# WRITTEN PROBLEM
Search the material for the word "response" and report each line where it turns up.

____________________

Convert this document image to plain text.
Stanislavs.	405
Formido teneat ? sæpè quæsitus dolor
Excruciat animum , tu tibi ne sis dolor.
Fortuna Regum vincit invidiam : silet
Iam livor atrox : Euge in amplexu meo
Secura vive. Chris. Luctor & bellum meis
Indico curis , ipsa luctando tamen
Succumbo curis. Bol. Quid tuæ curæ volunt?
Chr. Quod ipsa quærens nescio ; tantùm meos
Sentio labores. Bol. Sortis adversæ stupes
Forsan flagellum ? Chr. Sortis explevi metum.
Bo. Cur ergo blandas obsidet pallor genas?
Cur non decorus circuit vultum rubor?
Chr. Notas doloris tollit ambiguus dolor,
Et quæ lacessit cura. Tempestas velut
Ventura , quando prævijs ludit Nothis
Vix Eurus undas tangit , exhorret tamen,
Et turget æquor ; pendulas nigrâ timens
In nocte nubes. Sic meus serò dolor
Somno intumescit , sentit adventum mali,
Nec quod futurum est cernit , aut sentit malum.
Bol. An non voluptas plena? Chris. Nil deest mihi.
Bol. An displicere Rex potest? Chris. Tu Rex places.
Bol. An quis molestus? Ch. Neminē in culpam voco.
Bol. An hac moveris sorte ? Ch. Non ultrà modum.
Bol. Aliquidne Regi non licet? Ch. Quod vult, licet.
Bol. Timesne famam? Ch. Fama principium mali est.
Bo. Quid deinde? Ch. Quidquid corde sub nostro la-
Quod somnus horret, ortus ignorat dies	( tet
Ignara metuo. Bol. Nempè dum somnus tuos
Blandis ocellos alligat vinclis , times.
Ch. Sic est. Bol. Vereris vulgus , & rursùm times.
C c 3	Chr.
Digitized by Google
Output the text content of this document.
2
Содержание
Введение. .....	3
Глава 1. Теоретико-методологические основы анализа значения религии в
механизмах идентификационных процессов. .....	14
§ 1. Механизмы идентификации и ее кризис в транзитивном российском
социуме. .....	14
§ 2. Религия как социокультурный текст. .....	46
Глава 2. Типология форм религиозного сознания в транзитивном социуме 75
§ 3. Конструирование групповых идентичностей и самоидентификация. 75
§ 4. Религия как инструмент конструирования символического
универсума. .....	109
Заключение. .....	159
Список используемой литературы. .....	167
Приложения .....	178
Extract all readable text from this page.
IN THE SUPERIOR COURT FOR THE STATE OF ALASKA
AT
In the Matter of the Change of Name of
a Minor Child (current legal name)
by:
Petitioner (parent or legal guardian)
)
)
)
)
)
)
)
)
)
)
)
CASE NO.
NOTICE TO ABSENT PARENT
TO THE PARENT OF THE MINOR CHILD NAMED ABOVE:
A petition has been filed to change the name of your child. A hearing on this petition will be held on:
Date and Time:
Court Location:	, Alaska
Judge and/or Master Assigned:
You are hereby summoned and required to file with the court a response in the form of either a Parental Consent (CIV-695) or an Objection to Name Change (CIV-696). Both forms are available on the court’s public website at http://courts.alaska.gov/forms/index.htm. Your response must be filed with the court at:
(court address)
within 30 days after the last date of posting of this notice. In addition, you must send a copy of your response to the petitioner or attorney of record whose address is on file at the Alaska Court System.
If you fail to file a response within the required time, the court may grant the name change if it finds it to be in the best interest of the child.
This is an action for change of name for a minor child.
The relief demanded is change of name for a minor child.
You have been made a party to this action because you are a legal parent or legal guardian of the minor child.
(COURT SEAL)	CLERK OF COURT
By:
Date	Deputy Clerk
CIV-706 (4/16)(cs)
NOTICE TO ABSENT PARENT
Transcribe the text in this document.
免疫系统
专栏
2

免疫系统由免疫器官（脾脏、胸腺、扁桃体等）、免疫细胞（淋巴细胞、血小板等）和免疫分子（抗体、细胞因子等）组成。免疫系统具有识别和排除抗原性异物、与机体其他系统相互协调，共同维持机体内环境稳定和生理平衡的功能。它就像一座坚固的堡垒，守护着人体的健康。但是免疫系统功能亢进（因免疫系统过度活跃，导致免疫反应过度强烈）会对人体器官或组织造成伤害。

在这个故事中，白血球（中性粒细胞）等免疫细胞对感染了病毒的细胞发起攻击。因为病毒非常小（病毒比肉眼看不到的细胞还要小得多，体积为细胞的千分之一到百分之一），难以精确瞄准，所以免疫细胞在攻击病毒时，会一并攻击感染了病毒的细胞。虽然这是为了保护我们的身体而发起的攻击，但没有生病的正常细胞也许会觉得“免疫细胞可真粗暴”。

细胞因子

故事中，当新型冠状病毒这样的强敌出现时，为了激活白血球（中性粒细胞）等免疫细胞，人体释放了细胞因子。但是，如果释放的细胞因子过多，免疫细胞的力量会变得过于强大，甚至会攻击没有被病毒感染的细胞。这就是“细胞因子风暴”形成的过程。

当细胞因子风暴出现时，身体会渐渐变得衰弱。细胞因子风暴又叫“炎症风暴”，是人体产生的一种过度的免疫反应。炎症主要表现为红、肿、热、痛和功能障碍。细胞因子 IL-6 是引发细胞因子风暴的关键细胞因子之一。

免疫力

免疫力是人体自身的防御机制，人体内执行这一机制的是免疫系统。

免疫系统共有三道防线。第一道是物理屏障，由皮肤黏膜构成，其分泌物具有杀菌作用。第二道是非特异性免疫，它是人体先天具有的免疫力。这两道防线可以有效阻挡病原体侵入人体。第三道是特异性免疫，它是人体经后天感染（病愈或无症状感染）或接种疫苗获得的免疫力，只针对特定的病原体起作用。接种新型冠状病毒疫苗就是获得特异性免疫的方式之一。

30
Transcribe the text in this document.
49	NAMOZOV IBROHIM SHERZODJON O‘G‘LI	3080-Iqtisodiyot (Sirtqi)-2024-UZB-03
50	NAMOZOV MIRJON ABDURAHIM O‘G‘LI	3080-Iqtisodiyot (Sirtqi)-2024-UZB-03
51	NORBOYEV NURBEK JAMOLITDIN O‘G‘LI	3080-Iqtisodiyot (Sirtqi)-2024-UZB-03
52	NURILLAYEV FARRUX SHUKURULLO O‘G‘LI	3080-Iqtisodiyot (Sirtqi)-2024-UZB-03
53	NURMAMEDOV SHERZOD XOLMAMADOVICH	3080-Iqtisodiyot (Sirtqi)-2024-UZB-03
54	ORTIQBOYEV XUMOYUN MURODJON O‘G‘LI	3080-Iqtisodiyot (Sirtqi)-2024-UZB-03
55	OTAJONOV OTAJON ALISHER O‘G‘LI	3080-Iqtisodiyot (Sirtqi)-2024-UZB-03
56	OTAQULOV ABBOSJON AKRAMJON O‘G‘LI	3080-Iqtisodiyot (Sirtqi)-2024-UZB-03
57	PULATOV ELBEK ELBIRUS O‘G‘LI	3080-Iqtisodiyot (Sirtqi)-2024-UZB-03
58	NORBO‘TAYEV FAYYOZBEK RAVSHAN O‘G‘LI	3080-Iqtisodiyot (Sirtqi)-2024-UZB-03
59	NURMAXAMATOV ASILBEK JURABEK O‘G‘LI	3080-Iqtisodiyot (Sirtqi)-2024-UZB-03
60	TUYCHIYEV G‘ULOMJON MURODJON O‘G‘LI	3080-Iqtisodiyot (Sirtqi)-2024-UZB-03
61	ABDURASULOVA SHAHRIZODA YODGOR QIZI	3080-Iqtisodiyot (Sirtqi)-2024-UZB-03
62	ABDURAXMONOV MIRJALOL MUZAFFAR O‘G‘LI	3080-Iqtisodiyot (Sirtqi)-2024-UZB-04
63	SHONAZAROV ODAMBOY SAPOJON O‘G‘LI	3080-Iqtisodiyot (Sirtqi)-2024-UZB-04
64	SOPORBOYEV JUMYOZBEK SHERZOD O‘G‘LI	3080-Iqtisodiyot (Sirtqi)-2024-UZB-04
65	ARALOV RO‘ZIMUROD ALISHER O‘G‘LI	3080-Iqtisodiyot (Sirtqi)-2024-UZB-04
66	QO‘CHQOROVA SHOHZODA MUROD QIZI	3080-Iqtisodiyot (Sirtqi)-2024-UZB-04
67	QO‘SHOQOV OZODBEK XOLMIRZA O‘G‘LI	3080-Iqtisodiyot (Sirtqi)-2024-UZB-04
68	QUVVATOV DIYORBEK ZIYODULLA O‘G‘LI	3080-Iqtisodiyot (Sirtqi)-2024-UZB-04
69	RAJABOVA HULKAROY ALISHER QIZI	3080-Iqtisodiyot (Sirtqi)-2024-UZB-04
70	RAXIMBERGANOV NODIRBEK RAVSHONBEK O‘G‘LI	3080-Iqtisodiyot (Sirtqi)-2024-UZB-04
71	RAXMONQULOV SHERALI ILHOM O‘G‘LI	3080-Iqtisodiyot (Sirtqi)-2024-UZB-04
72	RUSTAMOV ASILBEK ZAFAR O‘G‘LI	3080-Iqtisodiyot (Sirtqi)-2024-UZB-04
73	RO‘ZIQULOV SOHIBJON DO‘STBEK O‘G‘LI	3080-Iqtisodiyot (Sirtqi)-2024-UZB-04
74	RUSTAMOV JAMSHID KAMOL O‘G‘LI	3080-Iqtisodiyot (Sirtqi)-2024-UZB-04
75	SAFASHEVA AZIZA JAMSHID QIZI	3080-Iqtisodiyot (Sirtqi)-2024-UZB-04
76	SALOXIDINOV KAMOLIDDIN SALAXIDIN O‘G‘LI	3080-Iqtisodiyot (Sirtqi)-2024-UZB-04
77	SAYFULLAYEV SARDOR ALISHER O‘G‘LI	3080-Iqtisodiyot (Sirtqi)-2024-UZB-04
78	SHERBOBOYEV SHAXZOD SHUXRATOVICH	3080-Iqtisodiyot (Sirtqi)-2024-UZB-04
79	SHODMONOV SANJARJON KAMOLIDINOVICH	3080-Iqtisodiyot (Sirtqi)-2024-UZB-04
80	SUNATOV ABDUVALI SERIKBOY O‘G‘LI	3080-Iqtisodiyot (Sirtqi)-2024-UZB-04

____________________

# WRITTEN ANSWER
You are hereby summoned and required to file with the court a response in the form of either a Parental Consent (CIV-695) or an Objection to Name Change (CIV-696). Both forms are available on the court’s public website at http://courts.alaska.gov/forms/index.htm. Your response must be filed with the court at:
within 30 days after the last date of posting of this notice. In addition, you must send a copy of your response to the petitioner or attorney of record whose address is on file at the Alaska Court System.
If you fail to file a response within the required time, the court may grant the name change if it finds it to be in the best interest of the child.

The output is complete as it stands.